What the task requires> Reproduce the lines of the material exactly, excluding every image.

=== Data excerpts ===

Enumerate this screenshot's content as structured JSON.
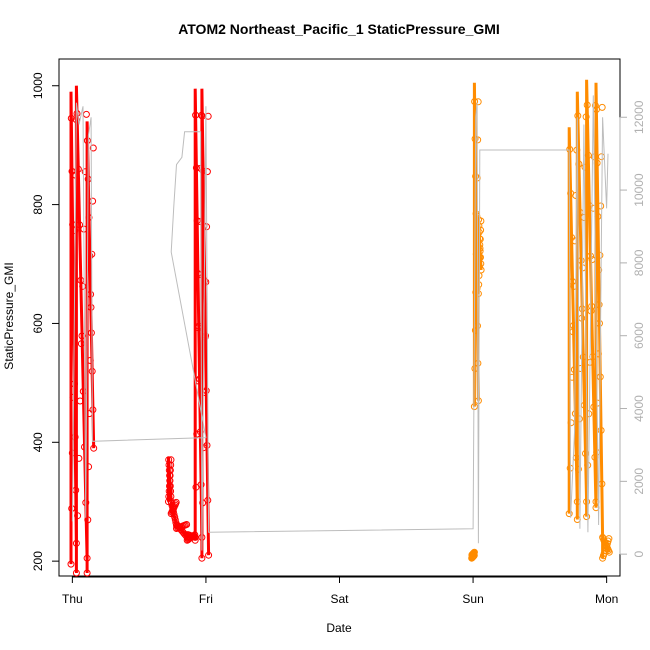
{
  "chart_data": {
    "type": "scatter",
    "title": "ATOM2 Northeast_Pacific_1 StaticPressure_GMI",
    "xlabel": "Date",
    "ylabel": "StaticPressure_GMI",
    "ylim": [
      175,
      1045
    ],
    "y2lim": [
      -600,
      13600
    ],
    "xlim": [
      -0.1,
      4.1
    ],
    "grid": false,
    "x_ticks": [
      {
        "pos": 0,
        "label": "Thu"
      },
      {
        "pos": 1,
        "label": "Fri"
      },
      {
        "pos": 2,
        "label": "Sat"
      },
      {
        "pos": 3,
        "label": "Sun"
      },
      {
        "pos": 4,
        "label": "Mon"
      }
    ],
    "y_ticks": [
      {
        "value": 200,
        "label": "200"
      },
      {
        "value": 400,
        "label": "400"
      },
      {
        "value": 600,
        "label": "600"
      },
      {
        "value": 800,
        "label": "800"
      },
      {
        "value": 1000,
        "label": "1000"
      }
    ],
    "y2_ticks": [
      {
        "value": 0,
        "label": "0"
      },
      {
        "value": 2000,
        "label": "2000"
      },
      {
        "value": 4000,
        "label": "4000"
      },
      {
        "value": 6000,
        "label": "6000"
      },
      {
        "value": 8000,
        "label": "8000"
      },
      {
        "value": 10000,
        "label": "10000"
      },
      {
        "value": 12000,
        "label": "12000"
      }
    ],
    "series": [
      {
        "color": "#ff0000",
        "kind": "points",
        "segments": [
          {
            "x0": -0.01,
            "x1": 0.03,
            "min": 195,
            "max": 990,
            "end": 230
          },
          {
            "x0": 0.03,
            "x1": 0.11,
            "min": 180,
            "max": 1000,
            "end": 205
          },
          {
            "x0": 0.11,
            "x1": 0.16,
            "min": 180,
            "max": 940,
            "end": 390
          },
          {
            "x0": 0.72,
            "x1": 0.74,
            "min": 300,
            "max": 375,
            "end": 300
          },
          {
            "x0": 0.74,
            "x1": 0.78,
            "min": 280,
            "max": 300,
            "end": 260
          },
          {
            "x0": 0.78,
            "x1": 0.86,
            "min": 255,
            "max": 262,
            "end": 240
          },
          {
            "x0": 0.86,
            "x1": 0.92,
            "min": 235,
            "max": 245,
            "end": 240
          },
          {
            "x0": 0.92,
            "x1": 0.97,
            "min": 235,
            "max": 995,
            "end": 240
          },
          {
            "x0": 0.97,
            "x1": 1.02,
            "min": 205,
            "max": 995,
            "end": 210
          }
        ]
      },
      {
        "color": "#ff8c00",
        "kind": "points",
        "segments": [
          {
            "x0": 2.99,
            "x1": 3.01,
            "min": 205,
            "max": 210,
            "end": 215
          },
          {
            "x0": 3.01,
            "x1": 3.04,
            "min": 460,
            "max": 1005,
            "end": 470
          },
          {
            "x0": 3.04,
            "x1": 3.06,
            "min": 650,
            "max": 780,
            "end": 690
          },
          {
            "x0": 3.72,
            "x1": 3.78,
            "min": 280,
            "max": 930,
            "end": 300
          },
          {
            "x0": 3.78,
            "x1": 3.85,
            "min": 270,
            "max": 990,
            "end": 300
          },
          {
            "x0": 3.85,
            "x1": 3.92,
            "min": 275,
            "max": 1010,
            "end": 290
          },
          {
            "x0": 3.92,
            "x1": 3.97,
            "min": 300,
            "max": 1005,
            "end": 240
          },
          {
            "x0": 3.97,
            "x1": 4.02,
            "min": 205,
            "max": 240,
            "end": 215
          }
        ]
      },
      {
        "color": "#bdbdbd",
        "kind": "line",
        "axis": "right",
        "points": [
          [
            0.0,
            900
          ],
          [
            0.03,
            12400
          ],
          [
            0.05,
            11800
          ],
          [
            0.08,
            12300
          ],
          [
            0.1,
            1000
          ],
          [
            0.12,
            11500
          ],
          [
            0.14,
            12000
          ],
          [
            0.15,
            3100
          ],
          [
            1.0,
            3200
          ],
          [
            0.74,
            8300
          ],
          [
            0.76,
            9600
          ],
          [
            0.78,
            10700
          ],
          [
            0.82,
            10900
          ],
          [
            0.84,
            11600
          ],
          [
            0.96,
            11600
          ],
          [
            0.97,
            100
          ],
          [
            1.0,
            12300
          ],
          [
            1.02,
            600
          ],
          [
            3.0,
            700
          ],
          [
            3.02,
            12000
          ],
          [
            3.03,
            12400
          ],
          [
            3.04,
            300
          ],
          [
            3.05,
            11100
          ],
          [
            3.72,
            11100
          ],
          [
            3.73,
            1000
          ],
          [
            3.76,
            3400
          ],
          [
            3.78,
            12000
          ],
          [
            3.8,
            700
          ],
          [
            3.83,
            11800
          ],
          [
            3.86,
            600
          ],
          [
            3.9,
            12600
          ],
          [
            3.94,
            800
          ],
          [
            3.97,
            12000
          ],
          [
            4.0,
            9500
          ],
          [
            4.01,
            11000
          ]
        ]
      }
    ]
  }
}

===

Output of the exercise>
Enumerate this screenshot's content as structured JSON.
{
  "chart_data": {
    "type": "scatter",
    "title": "ATOM2 Northeast_Pacific_1 StaticPressure_GMI",
    "xlabel": "Date",
    "ylabel": "StaticPressure_GMI",
    "ylim": [
      175,
      1045
    ],
    "y2lim": [
      -600,
      13600
    ],
    "xlim": [
      -0.1,
      4.1
    ],
    "grid": false,
    "x_ticks": [
      {
        "pos": 0,
        "label": "Thu"
      },
      {
        "pos": 1,
        "label": "Fri"
      },
      {
        "pos": 2,
        "label": "Sat"
      },
      {
        "pos": 3,
        "label": "Sun"
      },
      {
        "pos": 4,
        "label": "Mon"
      }
    ],
    "y_ticks": [
      {
        "value": 200,
        "label": "200"
      },
      {
        "value": 400,
        "label": "400"
      },
      {
        "value": 600,
        "label": "600"
      },
      {
        "value": 800,
        "label": "800"
      },
      {
        "value": 1000,
        "label": "1000"
      }
    ],
    "y2_ticks": [
      {
        "value": 0,
        "label": "0"
      },
      {
        "value": 2000,
        "label": "2000"
      },
      {
        "value": 4000,
        "label": "4000"
      },
      {
        "value": 6000,
        "label": "6000"
      },
      {
        "value": 8000,
        "label": "8000"
      },
      {
        "value": 10000,
        "label": "10000"
      },
      {
        "value": 12000,
        "label": "12000"
      }
    ],
    "series": [
      {
        "color": "#ff0000",
        "kind": "points",
        "segments": [
          {
            "x0": -0.01,
            "x1": 0.03,
            "min": 195,
            "max": 990,
            "end": 230
          },
          {
            "x0": 0.03,
            "x1": 0.11,
            "min": 180,
            "max": 1000,
            "end": 205
          },
          {
            "x0": 0.11,
            "x1": 0.16,
            "min": 180,
            "max": 940,
            "end": 390
          },
          {
            "x0": 0.72,
            "x1": 0.74,
            "min": 300,
            "max": 375,
            "end": 300
          },
          {
            "x0": 0.74,
            "x1": 0.78,
            "min": 280,
            "max": 300,
            "end": 260
          },
          {
            "x0": 0.78,
            "x1": 0.86,
            "min": 255,
            "max": 262,
            "end": 240
          },
          {
            "x0": 0.86,
            "x1": 0.92,
            "min": 235,
            "max": 245,
            "end": 240
          },
          {
            "x0": 0.92,
            "x1": 0.97,
            "min": 235,
            "max": 995,
            "end": 240
          },
          {
            "x0": 0.97,
            "x1": 1.02,
            "min": 205,
            "max": 995,
            "end": 210
          }
        ]
      },
      {
        "color": "#ff8c00",
        "kind": "points",
        "segments": [
          {
            "x0": 2.99,
            "x1": 3.01,
            "min": 205,
            "max": 210,
            "end": 215
          },
          {
            "x0": 3.01,
            "x1": 3.04,
            "min": 460,
            "max": 1005,
            "end": 470
          },
          {
            "x0": 3.04,
            "x1": 3.06,
            "min": 650,
            "max": 780,
            "end": 690
          },
          {
            "x0": 3.72,
            "x1": 3.78,
            "min": 280,
            "max": 930,
            "end": 300
          },
          {
            "x0": 3.78,
            "x1": 3.85,
            "min": 270,
            "max": 990,
            "end": 300
          },
          {
            "x0": 3.85,
            "x1": 3.92,
            "min": 275,
            "max": 1010,
            "end": 290
          },
          {
            "x0": 3.92,
            "x1": 3.97,
            "min": 300,
            "max": 1005,
            "end": 240
          },
          {
            "x0": 3.97,
            "x1": 4.02,
            "min": 205,
            "max": 240,
            "end": 215
          }
        ]
      },
      {
        "color": "#bdbdbd",
        "kind": "line",
        "axis": "right",
        "points": [
          [
            0.0,
            900
          ],
          [
            0.03,
            12400
          ],
          [
            0.05,
            11800
          ],
          [
            0.08,
            12300
          ],
          [
            0.1,
            1000
          ],
          [
            0.12,
            11500
          ],
          [
            0.14,
            12000
          ],
          [
            0.15,
            3100
          ],
          [
            1.0,
            3200
          ],
          [
            0.74,
            8300
          ],
          [
            0.76,
            9600
          ],
          [
            0.78,
            10700
          ],
          [
            0.82,
            10900
          ],
          [
            0.84,
            11600
          ],
          [
            0.96,
            11600
          ],
          [
            0.97,
            100
          ],
          [
            1.0,
            12300
          ],
          [
            1.02,
            600
          ],
          [
            3.0,
            700
          ],
          [
            3.02,
            12000
          ],
          [
            3.03,
            12400
          ],
          [
            3.04,
            300
          ],
          [
            3.05,
            11100
          ],
          [
            3.72,
            11100
          ],
          [
            3.73,
            1000
          ],
          [
            3.76,
            3400
          ],
          [
            3.78,
            12000
          ],
          [
            3.8,
            700
          ],
          [
            3.83,
            11800
          ],
          [
            3.86,
            600
          ],
          [
            3.9,
            12600
          ],
          [
            3.94,
            800
          ],
          [
            3.97,
            12000
          ],
          [
            4.0,
            9500
          ],
          [
            4.01,
            11000
          ]
        ]
      }
    ]
  }
}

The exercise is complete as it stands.